__Exercise__
Copy each line exactly. Drop every picture.

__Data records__

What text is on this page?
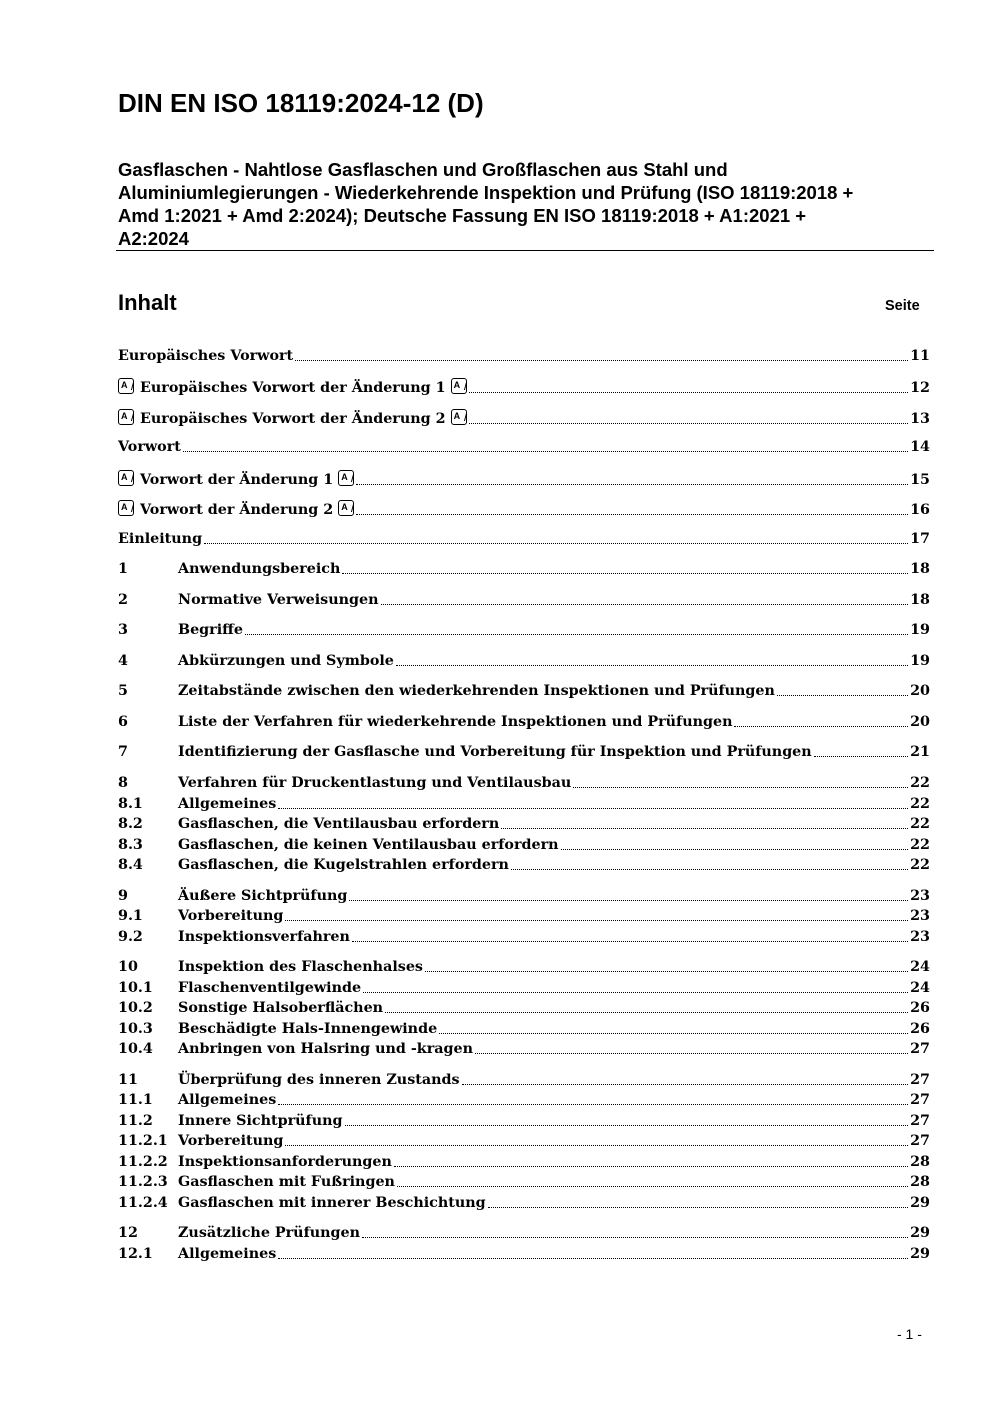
DIN EN ISO 18119:2024-12 (D)
Gasflaschen - Nahtlose Gasflaschen und Großflaschen aus Stahl und
Aluminiumlegierungen - Wiederkehrende Inspektion und Prüfung (ISO 18119:2018 +
Amd 1:2021 + Amd 2:2024); Deutsche Fassung EN ISO 18119:2018 + A1:2021 +
A2:2024
Inhalt	Seite
Europäisches Vorwort	11
A Europäisches Vorwort der Änderung 1 A	12
A Europäisches Vorwort der Änderung 2 A	13
Vorwort	14
A Vorwort der Änderung 1 A	15
A Vorwort der Änderung 2 A	16
Einleitung	17
1	Anwendungsbereich	18
2	Normative Verweisungen	18
3	Begriffe	19
4	Abkürzungen und Symbole	19
5	Zeitabstände zwischen den wiederkehrenden Inspektionen und Prüfungen	20
6	Liste der Verfahren für wiederkehrende Inspektionen und Prüfungen	20
7	Identifizierung der Gasflasche und Vorbereitung für Inspektion und Prüfungen	21
8	Verfahren für Druckentlastung und Ventilausbau	22
8.1	Allgemeines	22
8.2	Gasflaschen, die Ventilausbau erfordern	22
8.3	Gasflaschen, die keinen Ventilausbau erfordern	22
8.4	Gasflaschen, die Kugelstrahlen erfordern	22
9	Äußere Sichtprüfung	23
9.1	Vorbereitung	23
9.2	Inspektionsverfahren	23
10	Inspektion des Flaschenhalses	24
10.1	Flaschenventilgewinde	24
10.2	Sonstige Halsoberflächen	26
10.3	Beschädigte Hals-Innengewinde	26
10.4	Anbringen von Halsring und -kragen	27
11	Überprüfung des inneren Zustands	27
11.1	Allgemeines	27
11.2	Innere Sichtprüfung	27
11.2.1 Vorbereitung	27
11.2.2 Inspektionsanforderungen	28
11.2.3 Gasflaschen mit Fußringen	28
11.2.4 Gasflaschen mit innerer Beschichtung	29
12	Zusätzliche Prüfungen	29
12.1	Allgemeines	29
- 1 -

__Correct answer__
What text is on this page?
DIN EN ISO 18119:2024-12 (D)
Gasflaschen - Nahtlose Gasflaschen und Großflaschen aus Stahl und
Aluminiumlegierungen - Wiederkehrende Inspektion und Prüfung (ISO 18119:2018 +
Amd 1:2021 + Amd 2:2024); Deutsche Fassung EN ISO 18119:2018 + A1:2021 +
A2:2024
Inhalt	Seite
Europäisches Vorwort	11
A Europäisches Vorwort der Änderung 1 A	12
A Europäisches Vorwort der Änderung 2 A	13
Vorwort	14
A Vorwort der Änderung 1 A	15
A Vorwort der Änderung 2 A	16
Einleitung	17
1	Anwendungsbereich	18
2	Normative Verweisungen	18
3	Begriffe	19
4	Abkürzungen und Symbole	19
5	Zeitabstände zwischen den wiederkehrenden Inspektionen und Prüfungen	20
6	Liste der Verfahren für wiederkehrende Inspektionen und Prüfungen	20
7	Identifizierung der Gasflasche und Vorbereitung für Inspektion und Prüfungen	21
8	Verfahren für Druckentlastung und Ventilausbau	22
8.1	Allgemeines	22
8.2	Gasflaschen, die Ventilausbau erfordern	22
8.3	Gasflaschen, die keinen Ventilausbau erfordern	22
8.4	Gasflaschen, die Kugelstrahlen erfordern	22
9	Äußere Sichtprüfung	23
9.1	Vorbereitung	23
9.2	Inspektionsverfahren	23
10	Inspektion des Flaschenhalses	24
10.1	Flaschenventilgewinde	24
10.2	Sonstige Halsoberflächen	26
10.3	Beschädigte Hals-Innengewinde	26
10.4	Anbringen von Halsring und -kragen	27
11	Überprüfung des inneren Zustands	27
11.1	Allgemeines	27
11.2	Innere Sichtprüfung	27
11.2.1 Vorbereitung	27
11.2.2 Inspektionsanforderungen	28
11.2.3 Gasflaschen mit Fußringen	28
11.2.4 Gasflaschen mit innerer Beschichtung	29
12	Zusätzliche Prüfungen	29
12.1	Allgemeines	29
- 1 -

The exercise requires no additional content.